**Task input:**
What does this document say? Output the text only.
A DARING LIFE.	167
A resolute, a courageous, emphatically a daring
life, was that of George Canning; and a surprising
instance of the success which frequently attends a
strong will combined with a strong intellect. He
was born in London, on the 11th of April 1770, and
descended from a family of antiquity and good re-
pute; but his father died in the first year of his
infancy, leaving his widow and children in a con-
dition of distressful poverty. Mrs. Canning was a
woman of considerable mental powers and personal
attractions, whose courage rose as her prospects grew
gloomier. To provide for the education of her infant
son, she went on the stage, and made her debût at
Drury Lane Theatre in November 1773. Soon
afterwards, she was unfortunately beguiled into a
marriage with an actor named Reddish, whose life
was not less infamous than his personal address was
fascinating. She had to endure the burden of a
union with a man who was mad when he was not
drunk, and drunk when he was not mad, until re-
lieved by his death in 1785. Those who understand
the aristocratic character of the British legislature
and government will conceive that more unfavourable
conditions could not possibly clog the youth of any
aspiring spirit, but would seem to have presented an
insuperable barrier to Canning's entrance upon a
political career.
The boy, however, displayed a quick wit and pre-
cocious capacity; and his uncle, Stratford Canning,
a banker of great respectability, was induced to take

**Task requirements:**
Pick each line holding the word "Canning" out of the listing.

**Complete response:**
life, was that of George Canning; and a surprising
dition of distressful poverty. Mrs. Canning was a
insuperable barrier to Canning's entrance upon a
cocious capacity; and his uncle, Stratford Canning,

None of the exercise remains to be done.